Extract the records in full, leaving every picture out.

◆ MATERIAL PROVIDED:
————
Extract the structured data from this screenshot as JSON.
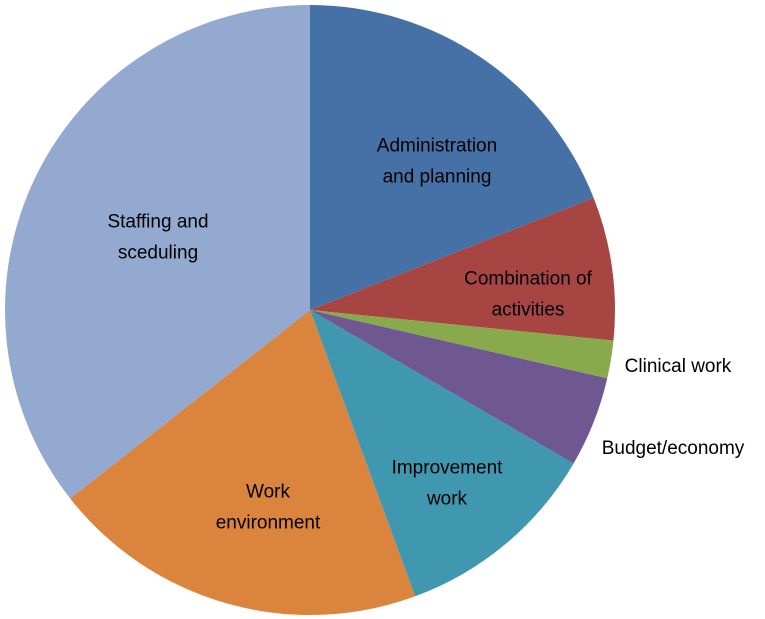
{
  "chart_data": {
    "type": "pie",
    "title": "",
    "start_angle_deg": 0,
    "direction": "clockwise",
    "slices": [
      {
        "label": "Administration and planning",
        "label_lines": [
          "Administration",
          "and planning"
        ],
        "value": 19.0,
        "color": "#4671A6",
        "label_position": "inside"
      },
      {
        "label": "Combination of activities",
        "label_lines": [
          "Combination of",
          "activities"
        ],
        "value": 7.6,
        "color": "#A74543",
        "label_position": "inside"
      },
      {
        "label": "Clinical work",
        "label_lines": [
          "Clinical work"
        ],
        "value": 2.0,
        "color": "#89A94D",
        "label_position": "outside"
      },
      {
        "label": "Budget/economy",
        "label_lines": [
          "Budget/economy"
        ],
        "value": 4.8,
        "color": "#6F5792",
        "label_position": "outside"
      },
      {
        "label": "Improvement work",
        "label_lines": [
          "Improvement",
          "work"
        ],
        "value": 11.0,
        "color": "#3F98AF",
        "label_position": "inside"
      },
      {
        "label": "Work environment",
        "label_lines": [
          "Work",
          "environment"
        ],
        "value": 20.0,
        "color": "#DB843D",
        "label_position": "inside"
      },
      {
        "label": "Staffing and sceduling",
        "label_lines": [
          "Staffing and",
          "sceduling"
        ],
        "value": 35.6,
        "color": "#93A9CF",
        "label_position": "inside"
      }
    ]
  }
}
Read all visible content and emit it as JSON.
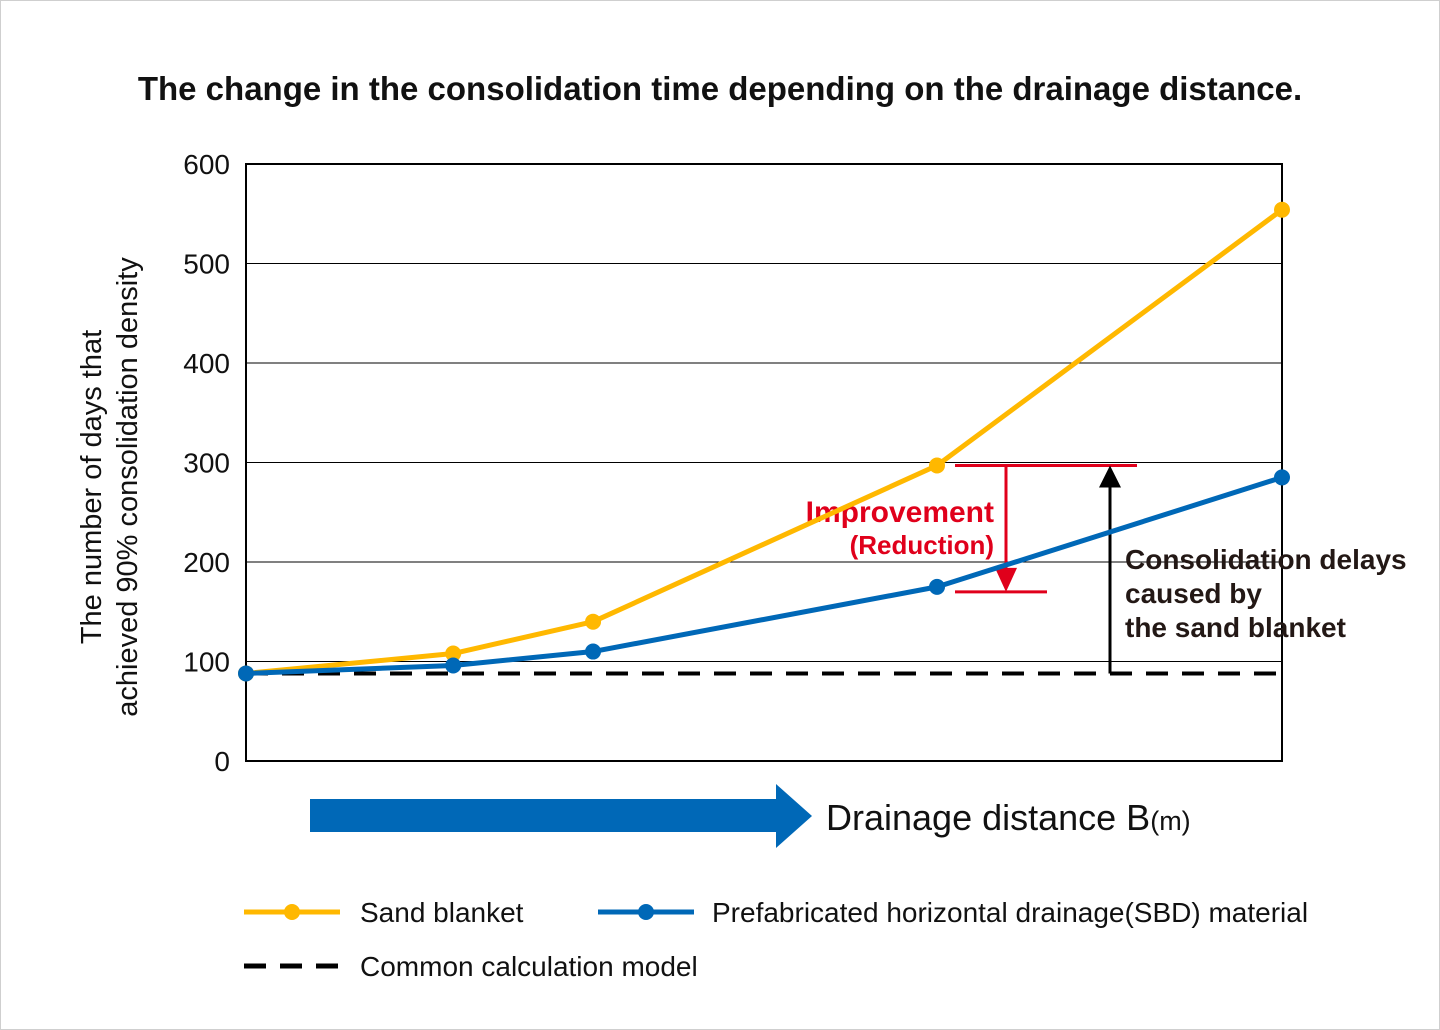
————
◆ ANSWER TO THIS TASK:
Extract the structured data from this screenshot as JSON.
{
  "chart_data": {
    "type": "pie",
    "title": "",
    "start_angle_deg": 0,
    "direction": "clockwise",
    "slices": [
      {
        "label": "Administration and planning",
        "label_lines": [
          "Administration",
          "and planning"
        ],
        "value": 19.0,
        "color": "#4671A6",
        "label_position": "inside"
      },
      {
        "label": "Combination of activities",
        "label_lines": [
          "Combination of",
          "activities"
        ],
        "value": 7.6,
        "color": "#A74543",
        "label_position": "inside"
      },
      {
        "label": "Clinical work",
        "label_lines": [
          "Clinical work"
        ],
        "value": 2.0,
        "color": "#89A94D",
        "label_position": "outside"
      },
      {
        "label": "Budget/economy",
        "label_lines": [
          "Budget/economy"
        ],
        "value": 4.8,
        "color": "#6F5792",
        "label_position": "outside"
      },
      {
        "label": "Improvement work",
        "label_lines": [
          "Improvement",
          "work"
        ],
        "value": 11.0,
        "color": "#3F98AF",
        "label_position": "inside"
      },
      {
        "label": "Work environment",
        "label_lines": [
          "Work",
          "environment"
        ],
        "value": 20.0,
        "color": "#DB843D",
        "label_position": "inside"
      },
      {
        "label": "Staffing and sceduling",
        "label_lines": [
          "Staffing and",
          "sceduling"
        ],
        "value": 35.6,
        "color": "#93A9CF",
        "label_position": "inside"
      }
    ]
  }
}
Read all visible content and emit it as JSON.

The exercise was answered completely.